TASK INPUT:

** START **

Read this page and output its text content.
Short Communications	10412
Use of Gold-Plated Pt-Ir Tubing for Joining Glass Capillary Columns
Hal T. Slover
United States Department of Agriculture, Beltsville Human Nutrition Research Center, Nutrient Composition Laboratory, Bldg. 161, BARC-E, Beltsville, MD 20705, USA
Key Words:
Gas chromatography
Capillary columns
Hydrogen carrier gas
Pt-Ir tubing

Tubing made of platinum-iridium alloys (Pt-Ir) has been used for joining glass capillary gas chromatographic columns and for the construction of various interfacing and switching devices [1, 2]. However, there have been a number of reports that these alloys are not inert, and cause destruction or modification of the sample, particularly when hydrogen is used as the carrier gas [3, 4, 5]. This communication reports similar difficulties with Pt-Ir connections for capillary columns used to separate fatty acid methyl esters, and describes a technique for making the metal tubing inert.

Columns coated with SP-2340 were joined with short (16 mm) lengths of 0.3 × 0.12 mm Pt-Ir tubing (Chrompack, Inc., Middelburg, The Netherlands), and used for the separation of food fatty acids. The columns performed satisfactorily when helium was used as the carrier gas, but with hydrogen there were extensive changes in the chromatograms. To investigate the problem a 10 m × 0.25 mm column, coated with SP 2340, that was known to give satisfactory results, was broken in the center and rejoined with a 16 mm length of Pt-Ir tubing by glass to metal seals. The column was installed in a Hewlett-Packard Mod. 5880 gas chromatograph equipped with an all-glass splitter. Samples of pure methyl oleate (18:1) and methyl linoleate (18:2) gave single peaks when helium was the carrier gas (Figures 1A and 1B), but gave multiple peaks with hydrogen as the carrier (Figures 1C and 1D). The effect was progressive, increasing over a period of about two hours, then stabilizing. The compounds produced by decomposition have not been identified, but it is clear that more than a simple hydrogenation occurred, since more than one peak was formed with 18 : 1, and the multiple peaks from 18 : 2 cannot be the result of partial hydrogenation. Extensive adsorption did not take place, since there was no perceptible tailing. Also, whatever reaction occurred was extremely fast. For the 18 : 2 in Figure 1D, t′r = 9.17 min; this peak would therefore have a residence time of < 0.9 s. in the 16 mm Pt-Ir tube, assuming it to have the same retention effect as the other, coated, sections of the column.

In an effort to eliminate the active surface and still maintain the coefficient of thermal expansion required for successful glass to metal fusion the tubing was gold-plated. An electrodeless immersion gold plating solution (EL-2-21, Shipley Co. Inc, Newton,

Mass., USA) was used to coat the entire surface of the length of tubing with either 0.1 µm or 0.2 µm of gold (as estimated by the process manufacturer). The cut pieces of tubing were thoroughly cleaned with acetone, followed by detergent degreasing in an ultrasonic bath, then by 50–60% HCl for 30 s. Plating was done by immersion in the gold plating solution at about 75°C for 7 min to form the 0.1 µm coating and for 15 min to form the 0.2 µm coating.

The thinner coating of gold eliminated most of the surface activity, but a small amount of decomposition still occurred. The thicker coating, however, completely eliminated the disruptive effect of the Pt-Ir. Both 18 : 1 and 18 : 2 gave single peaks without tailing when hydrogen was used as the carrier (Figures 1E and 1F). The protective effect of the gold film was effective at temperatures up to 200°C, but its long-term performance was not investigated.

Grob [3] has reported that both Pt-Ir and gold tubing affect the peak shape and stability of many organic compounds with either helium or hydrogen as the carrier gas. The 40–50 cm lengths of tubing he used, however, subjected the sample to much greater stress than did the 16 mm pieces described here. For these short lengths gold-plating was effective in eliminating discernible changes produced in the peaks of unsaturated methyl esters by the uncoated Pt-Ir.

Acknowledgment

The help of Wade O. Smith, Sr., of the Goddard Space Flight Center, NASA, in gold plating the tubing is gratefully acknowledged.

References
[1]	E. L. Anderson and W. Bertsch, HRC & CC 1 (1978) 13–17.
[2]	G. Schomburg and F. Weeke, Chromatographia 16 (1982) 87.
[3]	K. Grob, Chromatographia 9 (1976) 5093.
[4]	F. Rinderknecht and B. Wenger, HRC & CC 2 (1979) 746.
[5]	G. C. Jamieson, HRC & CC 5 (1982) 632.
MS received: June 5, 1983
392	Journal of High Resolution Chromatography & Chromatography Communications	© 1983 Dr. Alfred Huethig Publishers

** END **

EXERCISE OBJECTIVE: Keep only the lines that hold the string "pieces", and copy them out.

WORKED SOLUTION:
Mass., USA) was used to coat the entire surface of the length of tubing with either 0.1 µm or 0.2 µm of gold (as estimated by the process manufacturer). The cut pieces of tubing were thoroughly cleaned with acetone, followed by detergent degreasing in an ultrasonic bath, then by 50–60% HCl for 30 s. Plating was done by immersion in the gold plating solution at about 75°C for 7 min to form the 0.1 µm coating and for 15 min to form the 0.2 µm coating.
Grob [3] has reported that both Pt-Ir and gold tubing affect the peak shape and stability of many organic compounds with either helium or hydrogen as the carrier gas. The 40–50 cm lengths of tubing he used, however, subjected the sample to much greater stress than did the 16 mm pieces described here. For these short lengths gold-plating was effective in eliminating discernible changes produced in the peaks of unsaturated methyl esters by the uncoated Pt-Ir.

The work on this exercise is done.